-- BEGIN --

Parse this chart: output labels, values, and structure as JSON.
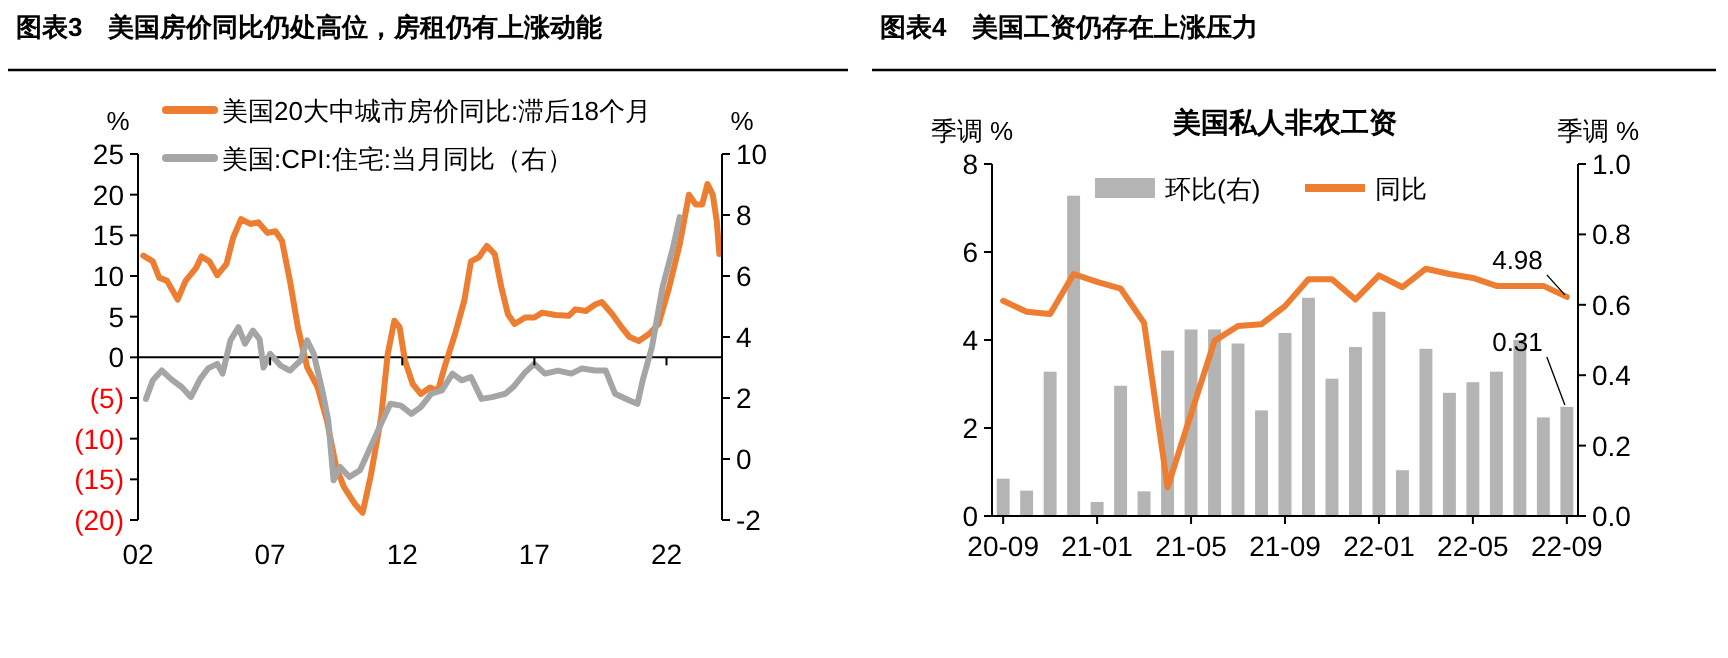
{
  "chart_data": [
    {
      "type": "line",
      "title": "图表3　美国房价同比仍处高位，房租仍有上涨动能",
      "ylabel": "%",
      "y2label": "%",
      "xlim": [
        2002,
        2024.1
      ],
      "xticks": [
        {
          "value": 2002,
          "label": "02"
        },
        {
          "value": 2007,
          "label": "07"
        },
        {
          "value": 2012,
          "label": "12"
        },
        {
          "value": 2017,
          "label": "17"
        },
        {
          "value": 2022,
          "label": "22"
        }
      ],
      "ylim": [
        -20,
        25
      ],
      "yticks": [
        {
          "value": -20,
          "label": "(20)"
        },
        {
          "value": -15,
          "label": "(15)"
        },
        {
          "value": -10,
          "label": "(10)"
        },
        {
          "value": -5,
          "label": "(5)"
        },
        0,
        5,
        10,
        15,
        20,
        25
      ],
      "y2lim": [
        -2,
        10
      ],
      "y2ticks": [
        -2,
        0,
        2,
        4,
        6,
        8,
        10
      ],
      "ref_lines": [
        {
          "axis": "y",
          "value": 0,
          "color": "#000000"
        }
      ],
      "legend": "top left",
      "series": [
        {
          "name": "美国20大中城市房价同比:滞后18个月",
          "color": "#ed7d31",
          "x": [
            2002.2,
            2002.56,
            2002.8,
            2003.1,
            2003.5,
            2003.8,
            2004.2,
            2004.4,
            2004.7,
            2005.0,
            2005.35,
            2005.6,
            2005.9,
            2006.25,
            2006.55,
            2006.9,
            2007.2,
            2007.45,
            2007.75,
            2008.05,
            2008.4,
            2008.8,
            2009.15,
            2009.5,
            2009.8,
            2010.2,
            2010.5,
            2010.8,
            2011.2,
            2011.45,
            2011.7,
            2011.9,
            2012.1,
            2012.4,
            2012.7,
            2013.05,
            2013.35,
            2013.6,
            2014.0,
            2014.35,
            2014.6,
            2014.9,
            2015.2,
            2015.5,
            2015.75,
            2016.0,
            2016.25,
            2016.65,
            2017.0,
            2017.3,
            2017.8,
            2018.3,
            2018.55,
            2018.95,
            2019.3,
            2019.55,
            2019.95,
            2020.3,
            2020.6,
            2020.95,
            2021.35,
            2021.7,
            2022.1,
            2022.5,
            2022.85,
            2023.1,
            2023.35,
            2023.55,
            2023.75,
            2023.9,
            2024.0
          ],
          "values": [
            12.5,
            11.8,
            9.8,
            9.4,
            7.1,
            9.4,
            11,
            12.4,
            11.8,
            10.1,
            11.5,
            14.7,
            17,
            16.4,
            16.6,
            15.3,
            15.5,
            14.3,
            9.4,
            3.7,
            -1.2,
            -3.7,
            -7.8,
            -13.5,
            -16,
            -18,
            -19.1,
            -14.7,
            -7.4,
            0.4,
            4.5,
            3.7,
            -0.4,
            -3.3,
            -4.5,
            -3.7,
            -4.1,
            -1.2,
            2.9,
            7,
            11.8,
            12.3,
            13.7,
            12.7,
            8.6,
            5.3,
            4.1,
            4.9,
            4.9,
            5.5,
            5.2,
            5.1,
            5.9,
            5.7,
            6.5,
            6.8,
            5.3,
            3.7,
            2.5,
            2.0,
            2.9,
            4.1,
            8.6,
            13.9,
            20,
            18.8,
            18.8,
            21.3,
            20,
            16.8,
            12.7
          ]
        },
        {
          "name": "美国:CPI:住宅:当月同比（右）",
          "color": "#a5a5a5",
          "axis": "y2",
          "x": [
            2002.3,
            2002.56,
            2002.9,
            2003.25,
            2003.65,
            2004.0,
            2004.35,
            2004.65,
            2005.0,
            2005.2,
            2005.5,
            2005.8,
            2006.05,
            2006.35,
            2006.6,
            2006.75,
            2007.0,
            2007.4,
            2007.75,
            2008.15,
            2008.4,
            2008.65,
            2009.0,
            2009.2,
            2009.4,
            2009.65,
            2010.0,
            2010.4,
            2010.8,
            2011.2,
            2011.55,
            2011.95,
            2012.35,
            2012.7,
            2013.1,
            2013.5,
            2013.9,
            2014.25,
            2014.6,
            2015.0,
            2015.4,
            2015.9,
            2016.2,
            2016.65,
            2017.0,
            2017.4,
            2017.9,
            2018.4,
            2018.8,
            2019.3,
            2019.7,
            2020.05,
            2020.6,
            2020.9,
            2021.1,
            2021.45,
            2021.85,
            2022.25,
            2022.5
          ],
          "values": [
            1.97,
            2.58,
            2.9,
            2.62,
            2.36,
            2.03,
            2.62,
            2.97,
            3.12,
            2.8,
            3.89,
            4.32,
            3.78,
            4.21,
            3.93,
            3.0,
            3.45,
            3.06,
            2.9,
            3.23,
            3.89,
            3.45,
            2.14,
            1.27,
            -0.7,
            -0.26,
            -0.59,
            -0.37,
            0.39,
            1.16,
            1.81,
            1.75,
            1.48,
            1.7,
            2.14,
            2.25,
            2.8,
            2.58,
            2.69,
            1.97,
            2.03,
            2.14,
            2.36,
            2.84,
            3.12,
            2.8,
            2.9,
            2.8,
            2.97,
            2.9,
            2.9,
            2.14,
            1.92,
            1.81,
            2.58,
            3.67,
            5.63,
            6.94,
            7.93
          ]
        }
      ]
    },
    {
      "type": "bar",
      "title": "图表4　美国工资仍存在上涨压力",
      "subtitle": "美国私人非农工资",
      "ylabel": "季调 %",
      "y2label": "季调 %",
      "categories": [
        "20-09",
        null,
        null,
        null,
        "21-01",
        null,
        null,
        null,
        "21-05",
        null,
        null,
        null,
        "21-09",
        null,
        null,
        null,
        "22-01",
        null,
        null,
        null,
        "22-05",
        null,
        null,
        null,
        "22-09"
      ],
      "ylim": [
        0,
        8
      ],
      "yticks": [
        0,
        2,
        4,
        6,
        8
      ],
      "y2lim": [
        0,
        1
      ],
      "y2ticks": [
        {
          "value": 0,
          "label": "0.0"
        },
        {
          "value": 0.2,
          "label": "0.2"
        },
        {
          "value": 0.4,
          "label": "0.4"
        },
        {
          "value": 0.6,
          "label": "0.6"
        },
        {
          "value": 0.8,
          "label": "0.8"
        },
        {
          "value": 1,
          "label": "1.0"
        }
      ],
      "legend": "top",
      "series": [
        {
          "name": "环比(右)",
          "type": "bar",
          "axis": "y2",
          "color": "#b4b4b4",
          "values": [
            0.106,
            0.072,
            0.41,
            0.91,
            0.04,
            0.37,
            0.07,
            0.47,
            0.53,
            0.53,
            0.49,
            0.3,
            0.52,
            0.62,
            0.39,
            0.48,
            0.58,
            0.13,
            0.475,
            0.35,
            0.38,
            0.41,
            0.5,
            0.28,
            0.31
          ],
          "value_labels": [
            null,
            null,
            null,
            null,
            null,
            null,
            null,
            null,
            null,
            null,
            null,
            null,
            null,
            null,
            null,
            null,
            null,
            null,
            null,
            null,
            null,
            null,
            null,
            null,
            "0.31"
          ]
        },
        {
          "name": "同比",
          "type": "line",
          "color": "#ed7d31",
          "values": [
            4.89,
            4.64,
            4.59,
            5.5,
            5.32,
            5.17,
            4.39,
            0.65,
            2.32,
            3.98,
            4.32,
            4.36,
            4.77,
            5.38,
            5.38,
            4.92,
            5.47,
            5.2,
            5.62,
            5.5,
            5.41,
            5.23,
            5.23,
            5.23,
            4.98
          ],
          "value_labels": [
            null,
            null,
            null,
            null,
            null,
            null,
            null,
            null,
            null,
            null,
            null,
            null,
            null,
            null,
            null,
            null,
            null,
            null,
            null,
            null,
            null,
            null,
            null,
            null,
            "4.98"
          ]
        }
      ]
    }
  ]
}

-- END --

EXERCISE DIRECTIONS: Every line of the material is to be quoted exactly, with no pictures carried over.

ANSWER:
Parse this chart: output labels, values, and structure as JSON.
{
  "chart_data": [
    {
      "type": "line",
      "title": "图表3　美国房价同比仍处高位，房租仍有上涨动能",
      "ylabel": "%",
      "y2label": "%",
      "xlim": [
        2002,
        2024.1
      ],
      "xticks": [
        {
          "value": 2002,
          "label": "02"
        },
        {
          "value": 2007,
          "label": "07"
        },
        {
          "value": 2012,
          "label": "12"
        },
        {
          "value": 2017,
          "label": "17"
        },
        {
          "value": 2022,
          "label": "22"
        }
      ],
      "ylim": [
        -20,
        25
      ],
      "yticks": [
        {
          "value": -20,
          "label": "(20)"
        },
        {
          "value": -15,
          "label": "(15)"
        },
        {
          "value": -10,
          "label": "(10)"
        },
        {
          "value": -5,
          "label": "(5)"
        },
        0,
        5,
        10,
        15,
        20,
        25
      ],
      "y2lim": [
        -2,
        10
      ],
      "y2ticks": [
        -2,
        0,
        2,
        4,
        6,
        8,
        10
      ],
      "ref_lines": [
        {
          "axis": "y",
          "value": 0,
          "color": "#000000"
        }
      ],
      "legend": "top left",
      "series": [
        {
          "name": "美国20大中城市房价同比:滞后18个月",
          "color": "#ed7d31",
          "x": [
            2002.2,
            2002.56,
            2002.8,
            2003.1,
            2003.5,
            2003.8,
            2004.2,
            2004.4,
            2004.7,
            2005.0,
            2005.35,
            2005.6,
            2005.9,
            2006.25,
            2006.55,
            2006.9,
            2007.2,
            2007.45,
            2007.75,
            2008.05,
            2008.4,
            2008.8,
            2009.15,
            2009.5,
            2009.8,
            2010.2,
            2010.5,
            2010.8,
            2011.2,
            2011.45,
            2011.7,
            2011.9,
            2012.1,
            2012.4,
            2012.7,
            2013.05,
            2013.35,
            2013.6,
            2014.0,
            2014.35,
            2014.6,
            2014.9,
            2015.2,
            2015.5,
            2015.75,
            2016.0,
            2016.25,
            2016.65,
            2017.0,
            2017.3,
            2017.8,
            2018.3,
            2018.55,
            2018.95,
            2019.3,
            2019.55,
            2019.95,
            2020.3,
            2020.6,
            2020.95,
            2021.35,
            2021.7,
            2022.1,
            2022.5,
            2022.85,
            2023.1,
            2023.35,
            2023.55,
            2023.75,
            2023.9,
            2024.0
          ],
          "values": [
            12.5,
            11.8,
            9.8,
            9.4,
            7.1,
            9.4,
            11,
            12.4,
            11.8,
            10.1,
            11.5,
            14.7,
            17,
            16.4,
            16.6,
            15.3,
            15.5,
            14.3,
            9.4,
            3.7,
            -1.2,
            -3.7,
            -7.8,
            -13.5,
            -16,
            -18,
            -19.1,
            -14.7,
            -7.4,
            0.4,
            4.5,
            3.7,
            -0.4,
            -3.3,
            -4.5,
            -3.7,
            -4.1,
            -1.2,
            2.9,
            7,
            11.8,
            12.3,
            13.7,
            12.7,
            8.6,
            5.3,
            4.1,
            4.9,
            4.9,
            5.5,
            5.2,
            5.1,
            5.9,
            5.7,
            6.5,
            6.8,
            5.3,
            3.7,
            2.5,
            2.0,
            2.9,
            4.1,
            8.6,
            13.9,
            20,
            18.8,
            18.8,
            21.3,
            20,
            16.8,
            12.7
          ]
        },
        {
          "name": "美国:CPI:住宅:当月同比（右）",
          "color": "#a5a5a5",
          "axis": "y2",
          "x": [
            2002.3,
            2002.56,
            2002.9,
            2003.25,
            2003.65,
            2004.0,
            2004.35,
            2004.65,
            2005.0,
            2005.2,
            2005.5,
            2005.8,
            2006.05,
            2006.35,
            2006.6,
            2006.75,
            2007.0,
            2007.4,
            2007.75,
            2008.15,
            2008.4,
            2008.65,
            2009.0,
            2009.2,
            2009.4,
            2009.65,
            2010.0,
            2010.4,
            2010.8,
            2011.2,
            2011.55,
            2011.95,
            2012.35,
            2012.7,
            2013.1,
            2013.5,
            2013.9,
            2014.25,
            2014.6,
            2015.0,
            2015.4,
            2015.9,
            2016.2,
            2016.65,
            2017.0,
            2017.4,
            2017.9,
            2018.4,
            2018.8,
            2019.3,
            2019.7,
            2020.05,
            2020.6,
            2020.9,
            2021.1,
            2021.45,
            2021.85,
            2022.25,
            2022.5
          ],
          "values": [
            1.97,
            2.58,
            2.9,
            2.62,
            2.36,
            2.03,
            2.62,
            2.97,
            3.12,
            2.8,
            3.89,
            4.32,
            3.78,
            4.21,
            3.93,
            3.0,
            3.45,
            3.06,
            2.9,
            3.23,
            3.89,
            3.45,
            2.14,
            1.27,
            -0.7,
            -0.26,
            -0.59,
            -0.37,
            0.39,
            1.16,
            1.81,
            1.75,
            1.48,
            1.7,
            2.14,
            2.25,
            2.8,
            2.58,
            2.69,
            1.97,
            2.03,
            2.14,
            2.36,
            2.84,
            3.12,
            2.8,
            2.9,
            2.8,
            2.97,
            2.9,
            2.9,
            2.14,
            1.92,
            1.81,
            2.58,
            3.67,
            5.63,
            6.94,
            7.93
          ]
        }
      ]
    },
    {
      "type": "bar",
      "title": "图表4　美国工资仍存在上涨压力",
      "subtitle": "美国私人非农工资",
      "ylabel": "季调 %",
      "y2label": "季调 %",
      "categories": [
        "20-09",
        null,
        null,
        null,
        "21-01",
        null,
        null,
        null,
        "21-05",
        null,
        null,
        null,
        "21-09",
        null,
        null,
        null,
        "22-01",
        null,
        null,
        null,
        "22-05",
        null,
        null,
        null,
        "22-09"
      ],
      "ylim": [
        0,
        8
      ],
      "yticks": [
        0,
        2,
        4,
        6,
        8
      ],
      "y2lim": [
        0,
        1
      ],
      "y2ticks": [
        {
          "value": 0,
          "label": "0.0"
        },
        {
          "value": 0.2,
          "label": "0.2"
        },
        {
          "value": 0.4,
          "label": "0.4"
        },
        {
          "value": 0.6,
          "label": "0.6"
        },
        {
          "value": 0.8,
          "label": "0.8"
        },
        {
          "value": 1,
          "label": "1.0"
        }
      ],
      "legend": "top",
      "series": [
        {
          "name": "环比(右)",
          "type": "bar",
          "axis": "y2",
          "color": "#b4b4b4",
          "values": [
            0.106,
            0.072,
            0.41,
            0.91,
            0.04,
            0.37,
            0.07,
            0.47,
            0.53,
            0.53,
            0.49,
            0.3,
            0.52,
            0.62,
            0.39,
            0.48,
            0.58,
            0.13,
            0.475,
            0.35,
            0.38,
            0.41,
            0.5,
            0.28,
            0.31
          ],
          "value_labels": [
            null,
            null,
            null,
            null,
            null,
            null,
            null,
            null,
            null,
            null,
            null,
            null,
            null,
            null,
            null,
            null,
            null,
            null,
            null,
            null,
            null,
            null,
            null,
            null,
            "0.31"
          ]
        },
        {
          "name": "同比",
          "type": "line",
          "color": "#ed7d31",
          "values": [
            4.89,
            4.64,
            4.59,
            5.5,
            5.32,
            5.17,
            4.39,
            0.65,
            2.32,
            3.98,
            4.32,
            4.36,
            4.77,
            5.38,
            5.38,
            4.92,
            5.47,
            5.2,
            5.62,
            5.5,
            5.41,
            5.23,
            5.23,
            5.23,
            4.98
          ],
          "value_labels": [
            null,
            null,
            null,
            null,
            null,
            null,
            null,
            null,
            null,
            null,
            null,
            null,
            null,
            null,
            null,
            null,
            null,
            null,
            null,
            null,
            null,
            null,
            null,
            null,
            "4.98"
          ]
        }
      ]
    }
  ]
}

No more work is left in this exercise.